June 1, 2009 by Bryan

Bankruptcy - Cheaplander.comWhile part of me wants to dance a little jig now that GM has finally filed for bankruptcy, I guess I shouldn’t. This is the part of me that refuses to buy American cars because they suck. This is also the part of me who hates the Red Wings with a passion and thinks that maybe this is finally some karma for winning all those Stanley Cups.

*Stuff* *Squish* Ok, I put my own negative feelings about Detriot in general back into the box from whence they came. But yep, GM is still officially going backrupt. Hmm… but the market is up 2.5% as I write this. Interesting.

I actually have a lot of empathy for the innocent workers and families caught in the crossfire, those to whom GM was a job, a livelihood, or even a culture. But as you know, Crap Will Happen. I can’t speak for everyone, but it’s not like GM’s problems happened overnight. It’s been a slow, steady, totally confident trundling toward the dung heap. I woulda looked for another job about 5 years ago, but I know about that easy 20-20 hindsight.

• DATA PROVIDED:

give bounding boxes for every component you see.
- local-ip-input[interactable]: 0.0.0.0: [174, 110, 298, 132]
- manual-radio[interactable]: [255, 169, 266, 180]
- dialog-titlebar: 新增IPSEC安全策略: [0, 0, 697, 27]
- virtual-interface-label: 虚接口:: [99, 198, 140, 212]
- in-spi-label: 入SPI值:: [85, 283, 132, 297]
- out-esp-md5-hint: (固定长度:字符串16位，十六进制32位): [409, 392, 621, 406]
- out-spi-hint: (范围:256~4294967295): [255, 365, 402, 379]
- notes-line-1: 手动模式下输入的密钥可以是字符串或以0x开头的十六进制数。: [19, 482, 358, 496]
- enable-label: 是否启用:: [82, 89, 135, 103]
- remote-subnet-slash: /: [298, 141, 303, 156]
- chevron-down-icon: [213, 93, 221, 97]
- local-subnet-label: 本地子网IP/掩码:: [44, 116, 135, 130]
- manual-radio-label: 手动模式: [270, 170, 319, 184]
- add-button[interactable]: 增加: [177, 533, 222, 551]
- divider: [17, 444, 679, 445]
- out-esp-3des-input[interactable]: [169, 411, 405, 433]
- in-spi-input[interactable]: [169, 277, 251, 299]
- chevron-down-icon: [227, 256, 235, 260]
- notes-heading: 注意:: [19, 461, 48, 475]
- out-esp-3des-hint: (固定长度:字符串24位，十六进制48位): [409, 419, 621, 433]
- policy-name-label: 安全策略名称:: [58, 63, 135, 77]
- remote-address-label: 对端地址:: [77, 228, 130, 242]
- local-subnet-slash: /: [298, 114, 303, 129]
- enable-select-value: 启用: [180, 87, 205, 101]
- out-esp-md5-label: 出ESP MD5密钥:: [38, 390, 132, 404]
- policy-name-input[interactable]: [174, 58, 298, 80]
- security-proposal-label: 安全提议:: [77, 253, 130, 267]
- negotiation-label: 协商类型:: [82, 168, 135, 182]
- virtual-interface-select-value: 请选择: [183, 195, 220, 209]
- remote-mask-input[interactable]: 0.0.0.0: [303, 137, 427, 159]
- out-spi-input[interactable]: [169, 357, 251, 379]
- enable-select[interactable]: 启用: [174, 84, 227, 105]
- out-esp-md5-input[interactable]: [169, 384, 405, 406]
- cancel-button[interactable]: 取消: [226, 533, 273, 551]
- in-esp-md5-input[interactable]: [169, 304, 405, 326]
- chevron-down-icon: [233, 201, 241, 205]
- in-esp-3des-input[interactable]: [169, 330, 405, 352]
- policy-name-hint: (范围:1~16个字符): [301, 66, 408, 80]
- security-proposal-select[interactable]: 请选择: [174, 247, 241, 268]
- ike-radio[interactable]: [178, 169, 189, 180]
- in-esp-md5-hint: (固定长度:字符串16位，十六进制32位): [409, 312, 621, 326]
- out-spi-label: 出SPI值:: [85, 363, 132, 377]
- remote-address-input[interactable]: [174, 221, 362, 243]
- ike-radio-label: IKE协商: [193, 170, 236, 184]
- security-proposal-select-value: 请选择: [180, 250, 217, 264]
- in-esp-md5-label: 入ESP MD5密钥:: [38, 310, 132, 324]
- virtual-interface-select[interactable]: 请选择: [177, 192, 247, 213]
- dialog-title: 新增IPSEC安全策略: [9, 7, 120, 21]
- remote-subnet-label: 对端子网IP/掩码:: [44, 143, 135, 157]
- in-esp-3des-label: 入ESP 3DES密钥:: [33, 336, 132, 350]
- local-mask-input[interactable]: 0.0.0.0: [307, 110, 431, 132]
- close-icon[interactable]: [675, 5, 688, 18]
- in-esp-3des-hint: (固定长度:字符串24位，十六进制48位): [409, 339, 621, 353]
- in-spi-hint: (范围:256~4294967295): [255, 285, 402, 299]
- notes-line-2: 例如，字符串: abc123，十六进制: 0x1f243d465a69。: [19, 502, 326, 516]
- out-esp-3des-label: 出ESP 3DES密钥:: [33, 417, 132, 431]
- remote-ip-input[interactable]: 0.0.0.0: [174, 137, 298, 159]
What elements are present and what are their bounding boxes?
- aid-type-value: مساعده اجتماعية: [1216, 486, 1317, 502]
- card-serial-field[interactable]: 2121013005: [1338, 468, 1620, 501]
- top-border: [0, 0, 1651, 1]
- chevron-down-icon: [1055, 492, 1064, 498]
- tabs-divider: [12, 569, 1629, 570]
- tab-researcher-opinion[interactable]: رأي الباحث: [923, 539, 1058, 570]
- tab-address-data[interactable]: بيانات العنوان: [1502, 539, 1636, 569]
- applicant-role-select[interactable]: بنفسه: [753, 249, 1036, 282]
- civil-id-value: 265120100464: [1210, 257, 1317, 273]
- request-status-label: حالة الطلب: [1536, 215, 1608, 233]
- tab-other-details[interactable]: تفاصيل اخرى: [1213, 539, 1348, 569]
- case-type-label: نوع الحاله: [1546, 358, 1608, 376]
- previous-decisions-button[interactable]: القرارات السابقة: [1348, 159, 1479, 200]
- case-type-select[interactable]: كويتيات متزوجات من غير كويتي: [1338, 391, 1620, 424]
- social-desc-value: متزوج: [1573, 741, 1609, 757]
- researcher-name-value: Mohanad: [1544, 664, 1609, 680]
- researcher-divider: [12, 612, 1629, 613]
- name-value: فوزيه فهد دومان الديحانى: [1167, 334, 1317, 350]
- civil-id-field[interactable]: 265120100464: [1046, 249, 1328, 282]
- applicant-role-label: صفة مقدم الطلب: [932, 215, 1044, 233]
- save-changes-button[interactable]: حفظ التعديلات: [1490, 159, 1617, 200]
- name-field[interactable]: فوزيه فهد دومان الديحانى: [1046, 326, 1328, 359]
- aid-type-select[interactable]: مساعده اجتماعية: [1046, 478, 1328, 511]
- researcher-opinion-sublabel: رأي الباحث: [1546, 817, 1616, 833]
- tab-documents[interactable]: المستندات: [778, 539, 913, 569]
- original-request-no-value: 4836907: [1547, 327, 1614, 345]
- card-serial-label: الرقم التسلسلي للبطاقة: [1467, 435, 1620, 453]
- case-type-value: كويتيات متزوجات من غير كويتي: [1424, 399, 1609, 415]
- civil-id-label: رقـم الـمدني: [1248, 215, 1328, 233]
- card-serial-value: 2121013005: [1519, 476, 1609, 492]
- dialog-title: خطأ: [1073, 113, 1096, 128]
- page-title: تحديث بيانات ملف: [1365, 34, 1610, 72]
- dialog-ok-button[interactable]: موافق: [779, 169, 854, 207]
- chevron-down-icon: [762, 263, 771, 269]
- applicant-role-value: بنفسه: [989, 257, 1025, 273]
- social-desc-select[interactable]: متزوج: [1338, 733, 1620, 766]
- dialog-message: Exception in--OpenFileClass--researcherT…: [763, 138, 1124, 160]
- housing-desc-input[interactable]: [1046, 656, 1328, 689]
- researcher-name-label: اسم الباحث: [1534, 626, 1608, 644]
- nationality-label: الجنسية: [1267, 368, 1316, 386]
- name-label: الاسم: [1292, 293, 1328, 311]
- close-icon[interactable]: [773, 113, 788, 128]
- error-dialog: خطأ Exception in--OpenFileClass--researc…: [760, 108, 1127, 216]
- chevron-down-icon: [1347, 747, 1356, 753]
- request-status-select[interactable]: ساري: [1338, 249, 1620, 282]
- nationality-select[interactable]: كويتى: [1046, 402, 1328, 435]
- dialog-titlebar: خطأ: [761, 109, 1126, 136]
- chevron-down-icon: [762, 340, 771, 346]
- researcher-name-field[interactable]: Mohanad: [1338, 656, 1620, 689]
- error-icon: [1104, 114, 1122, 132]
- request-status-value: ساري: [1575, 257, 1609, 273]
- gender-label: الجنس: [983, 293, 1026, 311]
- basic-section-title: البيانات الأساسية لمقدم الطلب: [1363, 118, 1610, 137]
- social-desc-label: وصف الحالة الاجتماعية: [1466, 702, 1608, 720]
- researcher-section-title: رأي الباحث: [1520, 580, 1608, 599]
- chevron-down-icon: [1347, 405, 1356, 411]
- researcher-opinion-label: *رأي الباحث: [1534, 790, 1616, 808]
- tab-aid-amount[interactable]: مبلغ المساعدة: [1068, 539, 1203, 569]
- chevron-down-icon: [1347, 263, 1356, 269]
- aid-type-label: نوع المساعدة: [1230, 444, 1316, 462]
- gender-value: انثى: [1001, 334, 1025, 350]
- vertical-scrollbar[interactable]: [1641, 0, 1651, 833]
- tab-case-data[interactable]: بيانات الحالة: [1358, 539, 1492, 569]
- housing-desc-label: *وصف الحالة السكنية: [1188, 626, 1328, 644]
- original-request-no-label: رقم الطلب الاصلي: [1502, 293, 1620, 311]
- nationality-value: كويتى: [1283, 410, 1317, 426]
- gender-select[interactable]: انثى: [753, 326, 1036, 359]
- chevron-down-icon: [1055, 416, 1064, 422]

• WORK INSTRUCTIONS:
Reproduce verbatim the part of the post on GM's bankruptcy that begins at the words "Bankruptcy - Cheaplander.comWhile" and stops after "write this. Interesting.".

• RESPONSE FOR THIS EXERCISE:
Bankruptcy - Cheaplander.comWhile part of me wants to dance a little jig now that GM has finally filed for bankruptcy, I guess I shouldn’t. This is the part of me that refuses to buy American cars because they suck. This is also the part of me who hates the Red Wings with a passion and thinks that maybe this is finally some karma for winning all those Stanley Cups.

*Stuff* *Squish* Ok, I put my own negative feelings about Detriot in general back into the box from whence they came. But yep, GM is still officially going backrupt. Hmm… but the market is up 2.5% as I write this. Interesting.